**A run of records:**
==*==
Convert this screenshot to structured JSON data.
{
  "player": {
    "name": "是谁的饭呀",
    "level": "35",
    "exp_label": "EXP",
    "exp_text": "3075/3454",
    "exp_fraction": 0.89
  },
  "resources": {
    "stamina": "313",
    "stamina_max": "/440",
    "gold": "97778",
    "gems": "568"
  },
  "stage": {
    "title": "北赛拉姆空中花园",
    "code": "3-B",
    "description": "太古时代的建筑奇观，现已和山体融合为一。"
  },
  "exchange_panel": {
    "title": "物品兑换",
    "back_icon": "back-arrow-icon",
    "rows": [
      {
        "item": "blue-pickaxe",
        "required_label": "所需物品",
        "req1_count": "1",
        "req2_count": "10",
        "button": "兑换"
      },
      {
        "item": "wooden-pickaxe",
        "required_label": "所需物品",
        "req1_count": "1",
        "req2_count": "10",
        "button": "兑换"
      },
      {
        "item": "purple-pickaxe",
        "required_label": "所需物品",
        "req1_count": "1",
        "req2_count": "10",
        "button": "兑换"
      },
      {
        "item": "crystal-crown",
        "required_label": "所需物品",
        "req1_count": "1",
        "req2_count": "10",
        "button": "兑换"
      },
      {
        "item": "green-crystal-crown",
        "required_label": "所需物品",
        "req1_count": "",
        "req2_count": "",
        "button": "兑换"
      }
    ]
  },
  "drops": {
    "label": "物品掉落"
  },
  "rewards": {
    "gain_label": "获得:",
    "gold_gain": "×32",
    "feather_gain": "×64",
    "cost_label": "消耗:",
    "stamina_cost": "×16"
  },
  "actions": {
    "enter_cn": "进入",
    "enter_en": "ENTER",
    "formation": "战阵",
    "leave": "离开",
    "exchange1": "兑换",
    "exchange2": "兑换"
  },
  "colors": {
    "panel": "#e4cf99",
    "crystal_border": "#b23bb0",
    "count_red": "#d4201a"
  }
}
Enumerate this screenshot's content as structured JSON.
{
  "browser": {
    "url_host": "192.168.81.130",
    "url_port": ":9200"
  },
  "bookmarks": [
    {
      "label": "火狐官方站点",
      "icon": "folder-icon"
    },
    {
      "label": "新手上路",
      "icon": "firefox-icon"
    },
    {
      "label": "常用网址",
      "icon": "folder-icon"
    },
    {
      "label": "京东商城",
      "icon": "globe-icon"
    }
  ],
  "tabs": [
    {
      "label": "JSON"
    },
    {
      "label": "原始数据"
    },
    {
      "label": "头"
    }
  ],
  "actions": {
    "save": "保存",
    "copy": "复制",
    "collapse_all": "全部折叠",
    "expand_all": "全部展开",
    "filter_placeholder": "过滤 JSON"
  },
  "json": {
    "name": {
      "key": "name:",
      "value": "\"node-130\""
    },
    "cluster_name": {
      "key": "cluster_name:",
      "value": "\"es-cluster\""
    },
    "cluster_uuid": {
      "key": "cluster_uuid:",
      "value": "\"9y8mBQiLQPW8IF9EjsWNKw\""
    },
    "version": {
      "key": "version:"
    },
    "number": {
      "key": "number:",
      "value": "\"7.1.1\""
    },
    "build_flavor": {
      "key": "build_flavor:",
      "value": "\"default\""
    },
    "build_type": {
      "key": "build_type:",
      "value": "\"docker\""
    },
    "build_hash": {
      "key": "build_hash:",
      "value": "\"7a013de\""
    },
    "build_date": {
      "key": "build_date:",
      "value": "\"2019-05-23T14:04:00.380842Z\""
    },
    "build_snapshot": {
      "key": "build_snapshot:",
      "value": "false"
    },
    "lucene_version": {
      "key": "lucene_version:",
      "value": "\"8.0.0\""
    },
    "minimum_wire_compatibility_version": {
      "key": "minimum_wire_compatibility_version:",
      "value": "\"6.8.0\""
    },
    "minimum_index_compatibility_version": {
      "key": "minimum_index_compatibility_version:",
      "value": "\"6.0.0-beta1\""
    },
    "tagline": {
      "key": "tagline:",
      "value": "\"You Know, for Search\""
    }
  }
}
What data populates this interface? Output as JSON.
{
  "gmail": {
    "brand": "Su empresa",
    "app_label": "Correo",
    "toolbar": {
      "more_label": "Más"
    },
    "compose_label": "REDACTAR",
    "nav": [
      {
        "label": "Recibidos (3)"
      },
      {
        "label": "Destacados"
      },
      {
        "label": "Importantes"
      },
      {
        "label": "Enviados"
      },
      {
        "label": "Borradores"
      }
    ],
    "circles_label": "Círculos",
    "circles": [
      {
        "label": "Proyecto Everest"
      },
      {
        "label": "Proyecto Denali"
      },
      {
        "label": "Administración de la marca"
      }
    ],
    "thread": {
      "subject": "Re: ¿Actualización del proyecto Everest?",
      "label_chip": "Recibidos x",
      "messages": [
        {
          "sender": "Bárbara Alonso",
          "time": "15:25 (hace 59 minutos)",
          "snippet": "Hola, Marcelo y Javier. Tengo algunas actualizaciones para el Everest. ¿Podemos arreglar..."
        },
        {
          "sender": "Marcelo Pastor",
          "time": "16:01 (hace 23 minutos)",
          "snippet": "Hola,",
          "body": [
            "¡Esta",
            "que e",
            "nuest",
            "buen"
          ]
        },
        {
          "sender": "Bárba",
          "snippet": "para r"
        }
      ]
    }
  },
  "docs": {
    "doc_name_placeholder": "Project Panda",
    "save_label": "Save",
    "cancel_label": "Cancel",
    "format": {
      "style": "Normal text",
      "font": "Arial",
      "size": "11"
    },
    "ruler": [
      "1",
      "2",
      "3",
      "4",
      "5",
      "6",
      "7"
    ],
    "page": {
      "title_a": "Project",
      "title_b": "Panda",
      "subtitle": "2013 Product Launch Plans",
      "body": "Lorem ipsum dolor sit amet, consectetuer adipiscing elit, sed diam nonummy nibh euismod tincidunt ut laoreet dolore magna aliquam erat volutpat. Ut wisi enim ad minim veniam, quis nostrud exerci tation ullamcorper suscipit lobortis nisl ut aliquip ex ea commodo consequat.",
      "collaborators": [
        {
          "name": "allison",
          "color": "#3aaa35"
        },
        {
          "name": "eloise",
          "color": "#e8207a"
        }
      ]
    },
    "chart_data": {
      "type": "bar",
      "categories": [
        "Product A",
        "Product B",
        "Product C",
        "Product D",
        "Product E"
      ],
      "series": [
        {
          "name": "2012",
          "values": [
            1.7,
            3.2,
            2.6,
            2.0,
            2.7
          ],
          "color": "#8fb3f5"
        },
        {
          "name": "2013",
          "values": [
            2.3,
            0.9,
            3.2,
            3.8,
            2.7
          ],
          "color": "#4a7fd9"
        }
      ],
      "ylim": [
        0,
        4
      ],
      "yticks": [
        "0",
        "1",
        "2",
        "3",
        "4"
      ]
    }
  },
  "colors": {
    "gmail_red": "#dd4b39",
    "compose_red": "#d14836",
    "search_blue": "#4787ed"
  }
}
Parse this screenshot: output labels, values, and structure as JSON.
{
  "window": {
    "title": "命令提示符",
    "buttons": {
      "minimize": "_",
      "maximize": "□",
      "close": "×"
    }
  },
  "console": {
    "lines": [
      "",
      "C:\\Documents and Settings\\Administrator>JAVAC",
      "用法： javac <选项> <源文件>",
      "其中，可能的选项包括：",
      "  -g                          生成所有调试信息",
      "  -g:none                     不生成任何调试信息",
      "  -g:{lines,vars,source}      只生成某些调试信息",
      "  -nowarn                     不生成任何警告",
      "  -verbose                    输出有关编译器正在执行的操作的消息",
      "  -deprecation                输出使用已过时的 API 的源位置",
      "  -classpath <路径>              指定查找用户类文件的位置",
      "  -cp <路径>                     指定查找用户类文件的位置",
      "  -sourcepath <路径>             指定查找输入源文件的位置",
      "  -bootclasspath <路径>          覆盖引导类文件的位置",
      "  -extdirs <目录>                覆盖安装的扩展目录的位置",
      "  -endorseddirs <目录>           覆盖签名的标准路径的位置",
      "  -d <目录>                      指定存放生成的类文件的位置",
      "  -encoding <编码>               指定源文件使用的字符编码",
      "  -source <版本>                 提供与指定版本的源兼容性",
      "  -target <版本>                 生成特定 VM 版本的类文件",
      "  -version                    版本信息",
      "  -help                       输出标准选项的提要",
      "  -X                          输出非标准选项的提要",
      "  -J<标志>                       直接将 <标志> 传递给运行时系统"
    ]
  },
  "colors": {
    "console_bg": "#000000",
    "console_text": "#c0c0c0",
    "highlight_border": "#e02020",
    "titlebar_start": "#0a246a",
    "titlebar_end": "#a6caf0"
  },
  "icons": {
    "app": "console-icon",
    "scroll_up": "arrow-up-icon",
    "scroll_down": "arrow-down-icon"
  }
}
==*==
**Stated task:** Identify the lines of the entries containing the string "Marcelo". Copy each such line.

**Written answer:**
          "snippet": "Hola, Marcelo y Javier. Tengo algunas actualizaciones para el Everest. ¿Podemos arreglar..."
          "sender": "Marcelo Pastor",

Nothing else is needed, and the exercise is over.